— Task to complete —
All entries below need to be written out exactly, but without their pictures.

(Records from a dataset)
-*-

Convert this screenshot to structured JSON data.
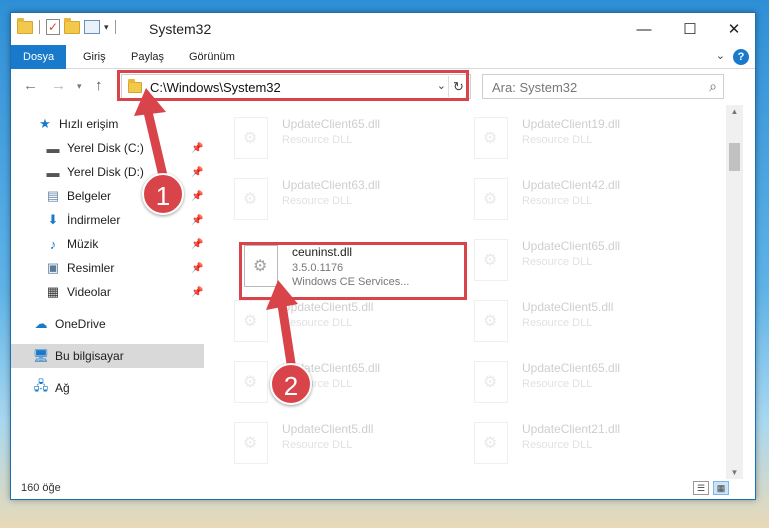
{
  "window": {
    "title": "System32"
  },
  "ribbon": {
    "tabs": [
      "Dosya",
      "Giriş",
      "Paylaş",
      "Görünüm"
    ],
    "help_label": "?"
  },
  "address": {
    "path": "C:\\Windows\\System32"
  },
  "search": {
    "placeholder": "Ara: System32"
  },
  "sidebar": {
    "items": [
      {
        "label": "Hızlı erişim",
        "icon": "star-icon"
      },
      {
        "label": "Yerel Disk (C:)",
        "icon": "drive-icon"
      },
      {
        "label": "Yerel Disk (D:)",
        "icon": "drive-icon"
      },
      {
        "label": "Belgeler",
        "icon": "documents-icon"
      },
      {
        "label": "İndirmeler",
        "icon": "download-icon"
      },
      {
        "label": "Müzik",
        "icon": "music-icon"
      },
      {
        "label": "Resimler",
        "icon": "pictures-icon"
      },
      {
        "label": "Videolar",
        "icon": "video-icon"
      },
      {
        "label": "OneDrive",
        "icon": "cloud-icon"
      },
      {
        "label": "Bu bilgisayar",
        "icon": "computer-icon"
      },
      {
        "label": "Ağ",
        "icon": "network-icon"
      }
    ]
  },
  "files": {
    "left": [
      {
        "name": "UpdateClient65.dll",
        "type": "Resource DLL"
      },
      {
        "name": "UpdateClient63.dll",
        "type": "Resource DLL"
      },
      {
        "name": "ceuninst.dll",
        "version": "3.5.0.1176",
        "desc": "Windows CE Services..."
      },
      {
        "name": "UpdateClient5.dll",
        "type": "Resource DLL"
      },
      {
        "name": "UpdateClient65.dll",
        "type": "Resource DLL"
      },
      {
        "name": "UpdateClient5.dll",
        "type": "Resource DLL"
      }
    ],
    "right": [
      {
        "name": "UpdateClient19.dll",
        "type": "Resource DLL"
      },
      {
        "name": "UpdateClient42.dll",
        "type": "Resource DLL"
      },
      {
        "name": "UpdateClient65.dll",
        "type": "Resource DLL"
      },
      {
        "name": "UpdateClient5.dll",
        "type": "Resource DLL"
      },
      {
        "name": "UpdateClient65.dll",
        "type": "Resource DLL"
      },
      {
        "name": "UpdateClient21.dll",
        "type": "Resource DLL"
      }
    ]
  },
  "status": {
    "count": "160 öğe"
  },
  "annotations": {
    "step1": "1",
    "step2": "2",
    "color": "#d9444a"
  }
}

-*-

— Answer in full —
Convert this screenshot to structured JSON data.
{
  "window": {
    "title": "System32"
  },
  "ribbon": {
    "tabs": [
      "Dosya",
      "Giriş",
      "Paylaş",
      "Görünüm"
    ],
    "help_label": "?"
  },
  "address": {
    "path": "C:\\Windows\\System32"
  },
  "search": {
    "placeholder": "Ara: System32"
  },
  "sidebar": {
    "items": [
      {
        "label": "Hızlı erişim",
        "icon": "star-icon"
      },
      {
        "label": "Yerel Disk (C:)",
        "icon": "drive-icon"
      },
      {
        "label": "Yerel Disk (D:)",
        "icon": "drive-icon"
      },
      {
        "label": "Belgeler",
        "icon": "documents-icon"
      },
      {
        "label": "İndirmeler",
        "icon": "download-icon"
      },
      {
        "label": "Müzik",
        "icon": "music-icon"
      },
      {
        "label": "Resimler",
        "icon": "pictures-icon"
      },
      {
        "label": "Videolar",
        "icon": "video-icon"
      },
      {
        "label": "OneDrive",
        "icon": "cloud-icon"
      },
      {
        "label": "Bu bilgisayar",
        "icon": "computer-icon"
      },
      {
        "label": "Ağ",
        "icon": "network-icon"
      }
    ]
  },
  "files": {
    "left": [
      {
        "name": "UpdateClient65.dll",
        "type": "Resource DLL"
      },
      {
        "name": "UpdateClient63.dll",
        "type": "Resource DLL"
      },
      {
        "name": "ceuninst.dll",
        "version": "3.5.0.1176",
        "desc": "Windows CE Services..."
      },
      {
        "name": "UpdateClient5.dll",
        "type": "Resource DLL"
      },
      {
        "name": "UpdateClient65.dll",
        "type": "Resource DLL"
      },
      {
        "name": "UpdateClient5.dll",
        "type": "Resource DLL"
      }
    ],
    "right": [
      {
        "name": "UpdateClient19.dll",
        "type": "Resource DLL"
      },
      {
        "name": "UpdateClient42.dll",
        "type": "Resource DLL"
      },
      {
        "name": "UpdateClient65.dll",
        "type": "Resource DLL"
      },
      {
        "name": "UpdateClient5.dll",
        "type": "Resource DLL"
      },
      {
        "name": "UpdateClient65.dll",
        "type": "Resource DLL"
      },
      {
        "name": "UpdateClient21.dll",
        "type": "Resource DLL"
      }
    ]
  },
  "status": {
    "count": "160 öğe"
  },
  "annotations": {
    "step1": "1",
    "step2": "2",
    "color": "#d9444a"
  }
}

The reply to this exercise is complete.